#### Aim:
Print the entries that appear below, exactly as written and without their pictures.

Rows from a figure dataset
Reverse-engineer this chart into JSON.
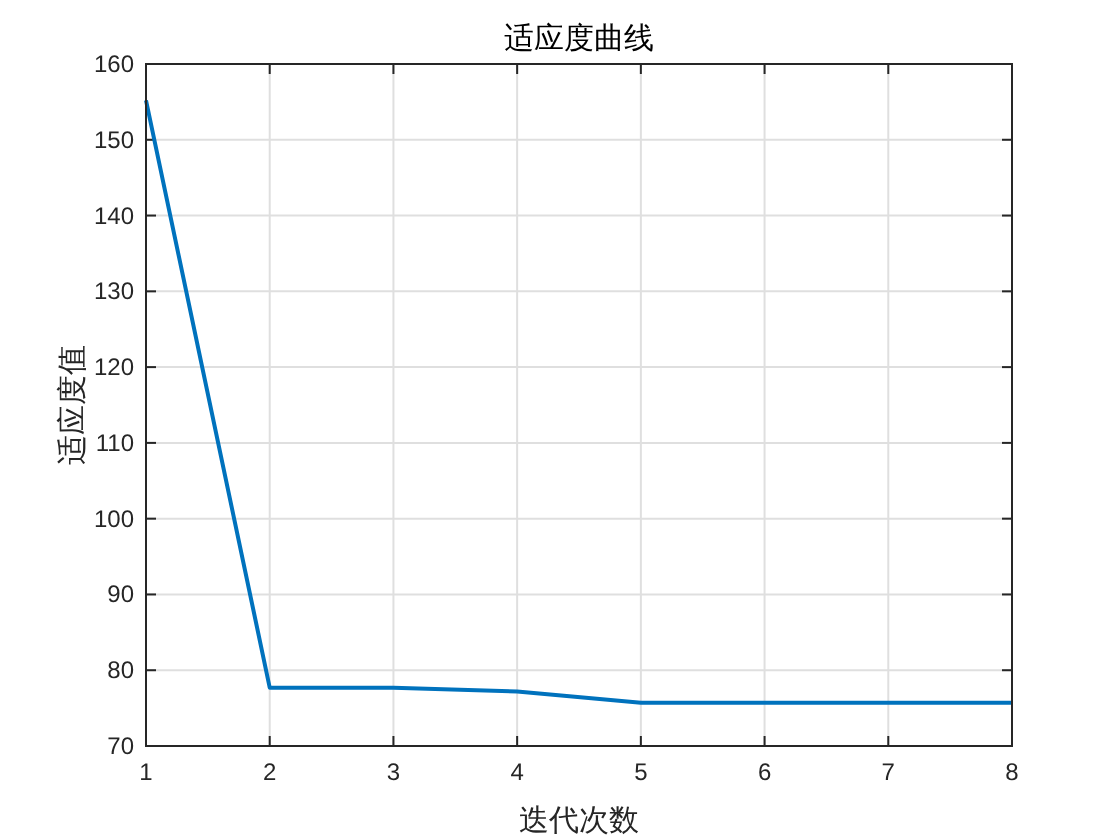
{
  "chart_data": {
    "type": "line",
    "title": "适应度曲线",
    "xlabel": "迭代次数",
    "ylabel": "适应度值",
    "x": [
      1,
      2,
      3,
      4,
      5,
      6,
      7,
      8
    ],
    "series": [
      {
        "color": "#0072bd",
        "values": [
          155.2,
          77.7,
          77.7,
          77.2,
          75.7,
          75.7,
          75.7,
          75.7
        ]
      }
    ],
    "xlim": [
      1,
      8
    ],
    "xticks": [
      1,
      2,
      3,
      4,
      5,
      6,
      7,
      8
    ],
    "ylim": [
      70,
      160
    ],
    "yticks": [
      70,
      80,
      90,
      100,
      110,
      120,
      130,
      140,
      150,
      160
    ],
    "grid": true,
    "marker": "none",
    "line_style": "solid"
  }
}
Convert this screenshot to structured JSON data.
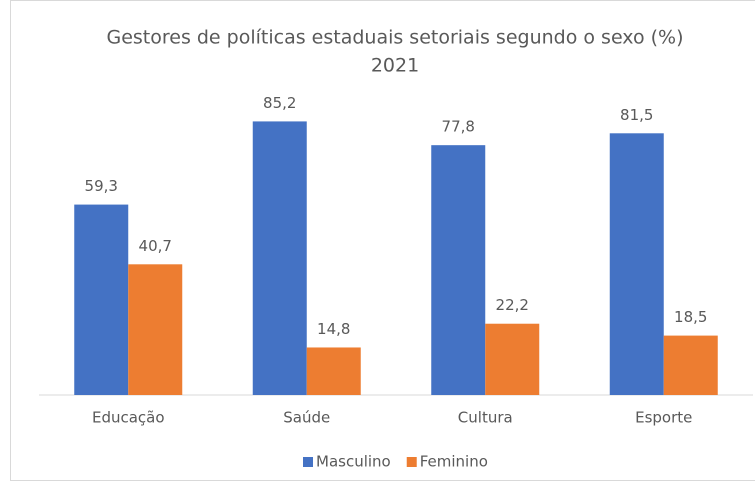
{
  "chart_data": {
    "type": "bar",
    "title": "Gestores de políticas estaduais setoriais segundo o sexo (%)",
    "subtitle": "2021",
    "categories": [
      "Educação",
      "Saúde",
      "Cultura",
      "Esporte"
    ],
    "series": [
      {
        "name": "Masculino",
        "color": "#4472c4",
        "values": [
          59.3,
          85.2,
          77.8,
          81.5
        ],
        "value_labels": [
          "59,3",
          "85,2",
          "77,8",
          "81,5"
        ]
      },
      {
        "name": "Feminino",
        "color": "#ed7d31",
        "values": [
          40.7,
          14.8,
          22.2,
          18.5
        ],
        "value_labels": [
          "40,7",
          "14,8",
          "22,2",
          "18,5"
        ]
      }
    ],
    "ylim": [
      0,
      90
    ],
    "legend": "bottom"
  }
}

#### The reply:
Reverse-engineer this chart into JSON.
{
  "chart_data": {
    "type": "line",
    "title": "适应度曲线",
    "xlabel": "迭代次数",
    "ylabel": "适应度值",
    "x": [
      1,
      2,
      3,
      4,
      5,
      6,
      7,
      8
    ],
    "series": [
      {
        "color": "#0072bd",
        "values": [
          155.2,
          77.7,
          77.7,
          77.2,
          75.7,
          75.7,
          75.7,
          75.7
        ]
      }
    ],
    "xlim": [
      1,
      8
    ],
    "xticks": [
      1,
      2,
      3,
      4,
      5,
      6,
      7,
      8
    ],
    "ylim": [
      70,
      160
    ],
    "yticks": [
      70,
      80,
      90,
      100,
      110,
      120,
      130,
      140,
      150,
      160
    ],
    "grid": true,
    "marker": "none",
    "line_style": "solid"
  }
}
Convert this screenshot to structured JSON data.
{
  "chart_data": {
    "type": "bar",
    "title": "Gestores de políticas estaduais setoriais segundo o sexo (%)",
    "subtitle": "2021",
    "categories": [
      "Educação",
      "Saúde",
      "Cultura",
      "Esporte"
    ],
    "series": [
      {
        "name": "Masculino",
        "color": "#4472c4",
        "values": [
          59.3,
          85.2,
          77.8,
          81.5
        ],
        "value_labels": [
          "59,3",
          "85,2",
          "77,8",
          "81,5"
        ]
      },
      {
        "name": "Feminino",
        "color": "#ed7d31",
        "values": [
          40.7,
          14.8,
          22.2,
          18.5
        ],
        "value_labels": [
          "40,7",
          "14,8",
          "22,2",
          "18,5"
        ]
      }
    ],
    "ylim": [
      0,
      90
    ],
    "legend": "bottom"
  }
}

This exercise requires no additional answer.